-- START SUPPLIED INFORMATION --
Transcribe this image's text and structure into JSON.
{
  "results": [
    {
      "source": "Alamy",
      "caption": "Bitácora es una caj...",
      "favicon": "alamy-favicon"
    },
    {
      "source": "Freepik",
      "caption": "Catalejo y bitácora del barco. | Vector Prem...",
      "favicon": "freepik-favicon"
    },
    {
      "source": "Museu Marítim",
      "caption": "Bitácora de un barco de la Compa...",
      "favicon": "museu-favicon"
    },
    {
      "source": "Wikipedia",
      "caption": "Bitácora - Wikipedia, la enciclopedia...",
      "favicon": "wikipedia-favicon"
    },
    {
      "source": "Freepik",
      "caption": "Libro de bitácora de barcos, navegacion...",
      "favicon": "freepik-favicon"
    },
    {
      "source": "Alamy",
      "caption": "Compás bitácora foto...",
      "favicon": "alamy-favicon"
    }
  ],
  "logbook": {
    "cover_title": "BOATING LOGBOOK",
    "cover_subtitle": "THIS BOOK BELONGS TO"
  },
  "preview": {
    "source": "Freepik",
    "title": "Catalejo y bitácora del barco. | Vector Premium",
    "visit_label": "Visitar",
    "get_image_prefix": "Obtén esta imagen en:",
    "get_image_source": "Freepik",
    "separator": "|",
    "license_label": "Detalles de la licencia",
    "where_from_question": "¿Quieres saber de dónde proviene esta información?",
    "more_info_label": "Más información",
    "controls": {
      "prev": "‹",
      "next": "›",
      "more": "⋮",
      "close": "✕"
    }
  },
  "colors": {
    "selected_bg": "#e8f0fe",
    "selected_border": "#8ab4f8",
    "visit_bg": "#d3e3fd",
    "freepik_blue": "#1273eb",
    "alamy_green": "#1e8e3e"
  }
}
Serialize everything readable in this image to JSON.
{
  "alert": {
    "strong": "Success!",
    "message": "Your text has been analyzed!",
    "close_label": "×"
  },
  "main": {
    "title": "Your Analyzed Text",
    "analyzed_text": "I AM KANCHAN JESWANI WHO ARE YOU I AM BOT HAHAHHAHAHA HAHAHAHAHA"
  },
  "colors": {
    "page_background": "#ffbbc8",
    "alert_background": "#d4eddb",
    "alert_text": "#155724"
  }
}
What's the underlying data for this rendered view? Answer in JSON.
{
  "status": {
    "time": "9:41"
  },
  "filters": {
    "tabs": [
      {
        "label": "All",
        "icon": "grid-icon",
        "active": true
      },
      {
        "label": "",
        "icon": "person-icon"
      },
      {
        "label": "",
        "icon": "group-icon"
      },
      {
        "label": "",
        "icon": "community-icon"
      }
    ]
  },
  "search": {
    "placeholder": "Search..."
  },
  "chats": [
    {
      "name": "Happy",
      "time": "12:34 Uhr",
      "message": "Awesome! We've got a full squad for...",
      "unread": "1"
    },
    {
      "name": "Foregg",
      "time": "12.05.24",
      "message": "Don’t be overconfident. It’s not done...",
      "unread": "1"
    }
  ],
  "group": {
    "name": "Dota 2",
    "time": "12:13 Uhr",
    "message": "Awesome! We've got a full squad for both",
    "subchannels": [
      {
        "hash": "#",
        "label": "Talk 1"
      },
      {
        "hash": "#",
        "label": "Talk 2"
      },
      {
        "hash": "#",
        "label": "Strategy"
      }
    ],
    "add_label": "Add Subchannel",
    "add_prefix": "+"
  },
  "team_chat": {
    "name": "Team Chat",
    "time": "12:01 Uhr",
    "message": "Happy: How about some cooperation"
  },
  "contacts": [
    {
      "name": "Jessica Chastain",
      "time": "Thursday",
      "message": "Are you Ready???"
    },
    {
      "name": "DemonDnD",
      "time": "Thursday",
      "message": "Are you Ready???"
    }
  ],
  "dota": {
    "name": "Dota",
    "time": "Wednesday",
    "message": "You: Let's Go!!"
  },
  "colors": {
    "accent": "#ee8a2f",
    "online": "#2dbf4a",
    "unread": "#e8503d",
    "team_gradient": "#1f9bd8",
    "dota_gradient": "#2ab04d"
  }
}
-- END SUPPLIED INFORMATION --
STATED PROBLEM: List every line above containing the word "información".

SOLUTION TO THIS EXERCISE:
    "where_from_question": "¿Quieres saber de dónde proviene esta información?",
    "more_info_label": "Más información",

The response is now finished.